AIM:
Type out the material below exactly.

Data records
━━━━━━━━
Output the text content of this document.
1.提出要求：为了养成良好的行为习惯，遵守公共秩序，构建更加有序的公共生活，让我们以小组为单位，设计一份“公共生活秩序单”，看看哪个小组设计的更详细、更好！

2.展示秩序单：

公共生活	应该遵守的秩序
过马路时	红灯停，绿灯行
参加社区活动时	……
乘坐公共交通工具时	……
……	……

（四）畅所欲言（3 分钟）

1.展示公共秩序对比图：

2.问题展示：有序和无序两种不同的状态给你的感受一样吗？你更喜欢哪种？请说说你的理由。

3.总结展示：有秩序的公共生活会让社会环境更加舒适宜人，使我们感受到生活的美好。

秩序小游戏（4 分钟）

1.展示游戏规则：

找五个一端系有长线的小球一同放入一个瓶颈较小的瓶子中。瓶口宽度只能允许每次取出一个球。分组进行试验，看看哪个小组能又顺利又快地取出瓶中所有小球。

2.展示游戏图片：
━━━━━━━━
TASK RESULT:
Output the text content of this document.
1.提出要求：为了养成良好的行为习惯，遵守公共秩序，构建更加有序的公共生活，让我们以小组为单位，设计一份“公共生活秩序单”，看看哪个小组设计的更详细、更好！

2.展示秩序单：

公共生活	应该遵守的秩序
过马路时	红灯停，绿灯行
参加社区活动时	……
乘坐公共交通工具时	……
……	……

（四）畅所欲言（3 分钟）

1.展示公共秩序对比图：

2.问题展示：有序和无序两种不同的状态给你的感受一样吗？你更喜欢哪种？请说说你的理由。

3.总结展示：有秩序的公共生活会让社会环境更加舒适宜人，使我们感受到生活的美好。

秩序小游戏（4 分钟）

1.展示游戏规则：

找五个一端系有长线的小球一同放入一个瓶颈较小的瓶子中。瓶口宽度只能允许每次取出一个球。分组进行试验，看看哪个小组能又顺利又快地取出瓶中所有小球。

2.展示游戏图片：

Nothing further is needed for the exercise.